** Objective **
Reproduce the records verbatim, starting with the line that contains "tick-label: 0.0 (1148, 305, 1169, 324)" and continuing through the line that contains "axis-label-b: B (1166, 632, 1185, 663)", with both of those lines included. Give only those lines.

Bounding box annotations:
################

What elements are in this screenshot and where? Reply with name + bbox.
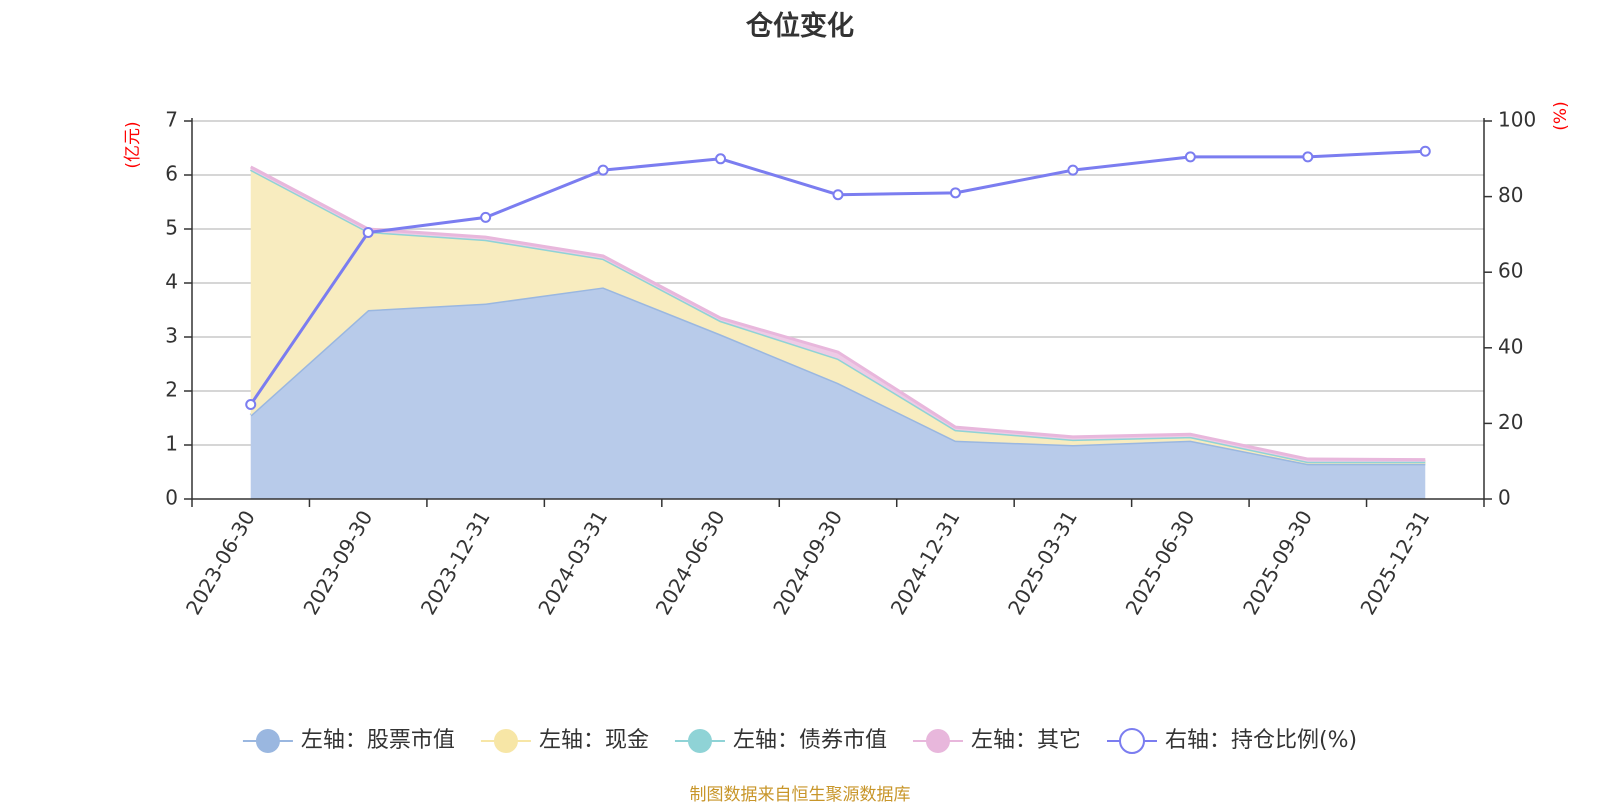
x-tick-label: 2025-06-30 (1121, 506, 1200, 619)
x-tick-label: 2024-09-30 (768, 506, 847, 619)
line-point (1419, 145, 1431, 157)
legend-item: 右轴：持仓比例(%) (1106, 728, 1357, 754)
left-tick-label: 0 (165, 486, 178, 510)
line-point (949, 187, 961, 199)
legend-marker-icon (255, 729, 280, 753)
right-tick-label: 20 (1498, 410, 1523, 434)
legend-item: 左轴：其它 (912, 728, 1081, 753)
left-tick-label: 6 (165, 162, 178, 186)
left-tick-label: 7 (165, 108, 178, 132)
left-tick-label: 4 (165, 270, 178, 294)
x-tick-label: 2024-12-31 (886, 506, 965, 619)
line-point (597, 164, 609, 176)
x-tick-label: 2025-09-30 (1238, 506, 1317, 619)
area-edge-左轴：其它 (250, 165, 1426, 462)
area-series (249, 165, 1426, 499)
x-tick-label: 2023-06-30 (181, 506, 260, 619)
left-axis-unit: (亿元) (123, 121, 143, 168)
right-tick-label: 60 (1498, 259, 1523, 283)
line-point (1184, 151, 1196, 163)
line-point (1302, 151, 1314, 163)
right-axis-unit: (%) (1551, 101, 1571, 130)
x-tick-label: 2024-06-30 (651, 506, 730, 619)
x-tick-label: 2024-03-31 (533, 506, 612, 619)
line-point (245, 399, 257, 410)
right-tick-label: 80 (1498, 183, 1523, 207)
x-tick-label: 2023-12-31 (416, 506, 495, 619)
line-point (480, 211, 492, 223)
legend-label: 右轴：持仓比例(%) (1165, 728, 1357, 753)
source-note: 制图数据来自恒生聚源数据库 (689, 785, 911, 805)
legend-item: 左轴：股票市值 (242, 728, 455, 753)
right-tick-label: 100 (1498, 108, 1536, 132)
line-point (715, 153, 727, 165)
left-tick-label: 1 (165, 432, 178, 456)
legend-item: 左轴：债券市值 (674, 728, 887, 753)
legend-marker-icon (493, 729, 518, 753)
left-tick-label: 2 (165, 378, 178, 402)
left-tick-label: 5 (165, 216, 178, 240)
right-tick-label: 0 (1498, 486, 1511, 510)
right-tick-label: 40 (1498, 334, 1523, 358)
line-point (362, 227, 374, 239)
x-tick-label: 2023-09-30 (298, 506, 377, 619)
legend-marker-icon (687, 729, 712, 753)
legend-label: 左轴：股票市值 (301, 728, 455, 753)
legend-label: 左轴：债券市值 (733, 728, 887, 753)
x-tick-label: 2025-03-31 (1003, 506, 1082, 619)
line-series (245, 145, 1431, 410)
area-左轴：股票市值 (250, 287, 1426, 499)
legend-marker-icon (1118, 728, 1145, 754)
legend-label: 左轴：现金 (539, 728, 649, 753)
line-point (832, 189, 844, 201)
line-point (1067, 164, 1079, 176)
left-tick-label: 3 (165, 324, 178, 348)
legend-item: 左轴：现金 (480, 728, 649, 753)
legend-marker-icon (925, 729, 950, 753)
chart-title: 仓位变化 (746, 11, 854, 42)
x-tick-label: 2025-12-31 (1355, 506, 1434, 619)
legend: 左轴：股票市值 左轴：现金 左轴：债券市值 左轴：其它 右轴：持仓比例(%) (242, 728, 1357, 754)
legend-label: 左轴：其它 (971, 728, 1081, 753)
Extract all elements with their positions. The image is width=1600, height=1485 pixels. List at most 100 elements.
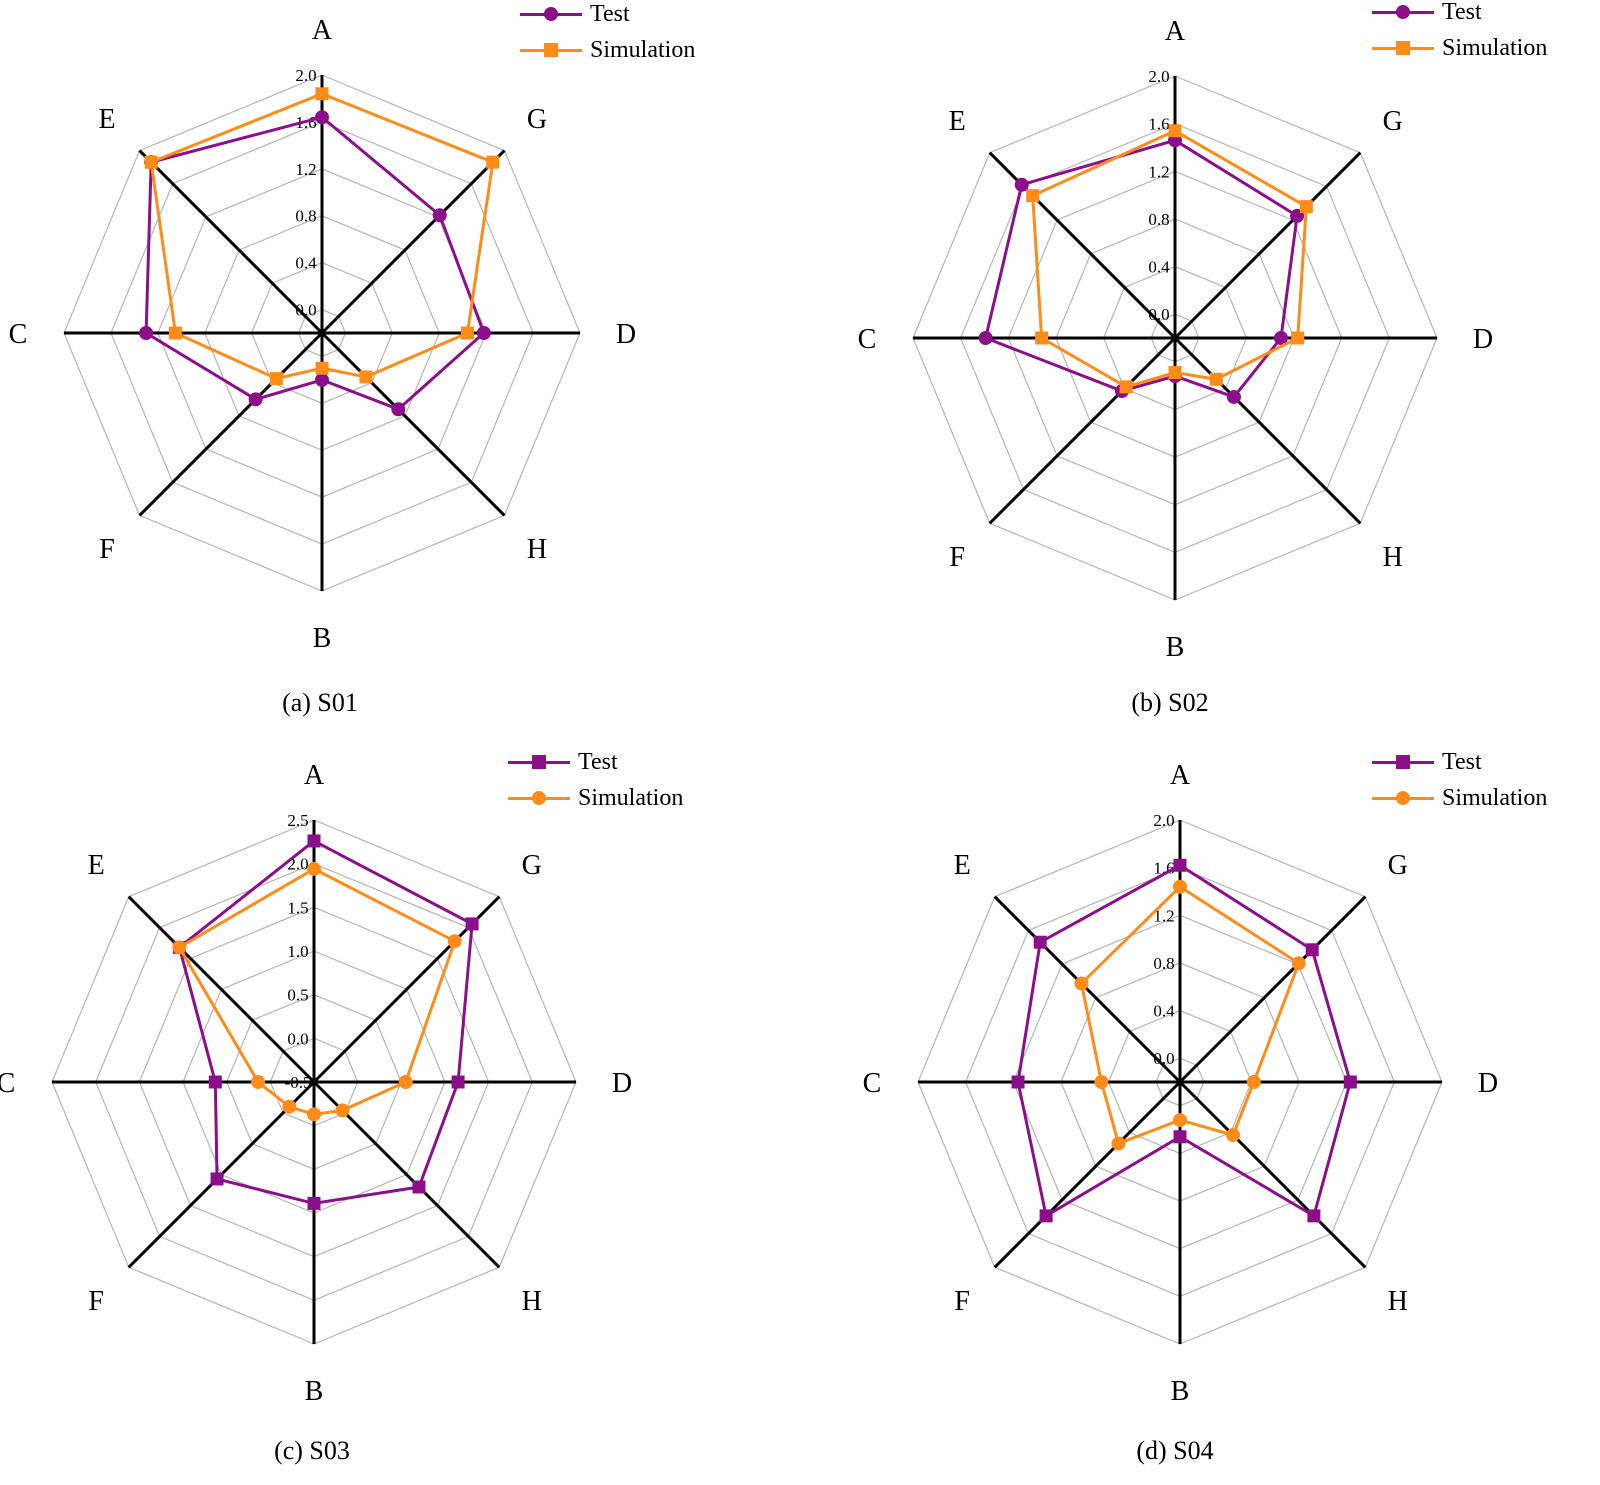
tick-label: 0.0 (1148, 305, 1169, 324)
axis-label-a: A (304, 760, 325, 791)
legend-label-test: Test (1442, 748, 1482, 775)
data-point-test-h (412, 1180, 426, 1194)
caption: (d) S04 (1136, 1436, 1214, 1465)
axis-label-d: D (1473, 324, 1493, 355)
data-point-test-d (476, 326, 491, 340)
data-point-simulation-d (398, 1075, 413, 1089)
axis-label-h: H (1388, 1286, 1408, 1317)
tick-label: 2.5 (287, 811, 308, 830)
tick-label: 0.0 (295, 301, 316, 320)
legend-item-simulation: Simulation (1372, 780, 1547, 816)
axis-label-e: E (949, 106, 966, 137)
data-point-simulation-c (1094, 1075, 1109, 1089)
axis-line-e (138, 149, 324, 335)
data-point-simulation-a (1168, 124, 1182, 138)
data-point-simulation-e (144, 155, 158, 169)
data-point-test-g (1305, 943, 1319, 957)
axis-label-c: C (0, 1068, 15, 1099)
axis-line-e (127, 895, 316, 1084)
data-point-test-f (1039, 1209, 1053, 1223)
axis-label-a: A (312, 15, 333, 46)
data-point-test-f (210, 1172, 224, 1186)
data-point-simulation-b (315, 361, 329, 375)
axis-label-b: B (1166, 632, 1185, 663)
panel-s04: 0.0 0.4 0.8 1.2 1.6 2.0 A G D H B F C E Test Simulati… (800, 742, 1600, 1485)
legend-item-test: Test (1372, 744, 1547, 780)
data-point-simulation-h (1226, 1128, 1241, 1143)
axis-label-h: H (527, 534, 547, 565)
data-point-test-a (315, 110, 329, 125)
tick-label: 0.8 (295, 207, 316, 226)
caption: (a) S01 (282, 688, 358, 717)
data-point-simulation-a (315, 87, 329, 101)
legend-swatch-simulation (1372, 38, 1434, 58)
data-point-simulation-d (460, 326, 474, 340)
data-point-test-e (1033, 935, 1047, 949)
legend: Test Simulation (1372, 0, 1547, 66)
data-point-simulation-c (168, 326, 182, 340)
tick-label: 1.2 (1148, 162, 1169, 181)
data-point-simulation-e (172, 940, 187, 955)
data-point-simulation-f (269, 372, 283, 386)
tick-label: 0.4 (1153, 1002, 1175, 1021)
data-point-simulation-g (447, 934, 462, 949)
legend: Test Simulation (1372, 744, 1547, 816)
legend-item-test: Test (520, 0, 695, 32)
axis-label-h: H (522, 1286, 542, 1317)
data-point-test-d (1273, 331, 1288, 345)
legend-label-simulation: Simulation (1442, 784, 1548, 811)
legend-item-test: Test (508, 744, 683, 780)
axis-line-h (320, 331, 506, 517)
data-point-test-a (307, 834, 321, 848)
data-point-test-c (978, 331, 993, 345)
data-point-simulation-h (359, 370, 373, 384)
data-point-simulation-g (1291, 956, 1306, 971)
axis-label-g: G (527, 104, 547, 135)
legend-label-simulation: Simulation (578, 784, 684, 811)
axis-label-c: C (863, 1068, 882, 1099)
tick-label: 1.0 (287, 942, 308, 961)
data-point-simulation-a (1173, 879, 1187, 894)
axis-line-g (1178, 895, 1367, 1084)
data-point-simulation-g (1299, 200, 1313, 214)
axis-line-f (993, 1080, 1182, 1269)
data-point-test-c (208, 1075, 222, 1089)
panel-s01: 0.0 0.4 0.8 1.2 1.6 2.0 A G D H B F C E Test Simulati… (0, 0, 800, 742)
axis-label-b: B (313, 623, 332, 654)
tick-label: 0.8 (1153, 954, 1174, 973)
radar-chart-s04: 0.0 0.4 0.8 1.2 1.6 2.0 A G D H B F C E (863, 760, 1498, 1407)
tick-label: 1.6 (1153, 859, 1174, 878)
axis-line-e (993, 895, 1182, 1084)
data-point-simulation-h (335, 1103, 350, 1118)
axis-line-f (988, 336, 1177, 525)
legend-label-test: Test (1442, 0, 1482, 25)
legend: Test Simulation (508, 744, 683, 816)
data-point-simulation-c (251, 1075, 266, 1089)
data-point-simulation-b (307, 1107, 321, 1122)
data-point-simulation-a (307, 861, 321, 876)
data-point-simulation-e (1074, 976, 1089, 991)
axis-label-f: F (88, 1286, 104, 1317)
axis-label-h: H (1383, 542, 1403, 573)
data-point-test-h (1226, 389, 1241, 404)
panel-s02: 0.0 0.4 0.8 1.2 1.6 2.0 A G D H B F C E Test Simulati… (800, 0, 1600, 742)
data-point-test-d (451, 1075, 465, 1089)
axis-line-h (1173, 336, 1362, 525)
data-point-test-b (307, 1196, 321, 1210)
data-point-test-c (1011, 1075, 1025, 1089)
data-point-simulation-d (1246, 1075, 1261, 1089)
radar-chart-s03: -0.5 0.0 0.5 1.0 1.5 2.0 2.5 A G D H B F C E (0, 760, 632, 1407)
tick-label: 0.0 (1153, 1049, 1174, 1068)
caption: (c) S03 (274, 1436, 350, 1465)
series-line-test (983, 138, 1299, 399)
legend-swatch-simulation (508, 788, 570, 808)
legend-swatch-test (508, 752, 570, 772)
data-point-test-b (315, 372, 329, 387)
axis-label-a: A (1165, 16, 1186, 47)
legend-label-simulation: Simulation (590, 36, 696, 63)
data-point-simulation-d (1291, 331, 1305, 345)
axis-label-d: D (1478, 1068, 1498, 1099)
axis-line-g (1173, 151, 1362, 340)
data-point-test-a (1173, 858, 1187, 872)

################

** Output of the exercise **
tick-label: 0.0 (1148, 305, 1169, 324)
axis-label-a: A (304, 760, 325, 791)
legend-label-test: Test (1442, 748, 1482, 775)
data-point-test-h (412, 1180, 426, 1194)
caption: (d) S04 (1136, 1436, 1214, 1465)
axis-label-d: D (1473, 324, 1493, 355)
data-point-test-d (476, 326, 491, 340)
data-point-simulation-d (398, 1075, 413, 1089)
axis-label-h: H (1388, 1286, 1408, 1317)
tick-label: 2.5 (287, 811, 308, 830)
tick-label: 0.0 (295, 301, 316, 320)
legend-item-simulation: Simulation (1372, 780, 1547, 816)
axis-label-e: E (949, 106, 966, 137)
data-point-simulation-c (1094, 1075, 1109, 1089)
axis-line-e (138, 149, 324, 335)
data-point-simulation-a (1168, 124, 1182, 138)
data-point-simulation-e (144, 155, 158, 169)
data-point-test-g (1305, 943, 1319, 957)
axis-label-c: C (0, 1068, 15, 1099)
axis-line-e (127, 895, 316, 1084)
data-point-test-f (1039, 1209, 1053, 1223)
axis-label-a: A (312, 15, 333, 46)
data-point-test-f (210, 1172, 224, 1186)
data-point-simulation-b (315, 361, 329, 375)
axis-label-b: B (1166, 632, 1185, 663)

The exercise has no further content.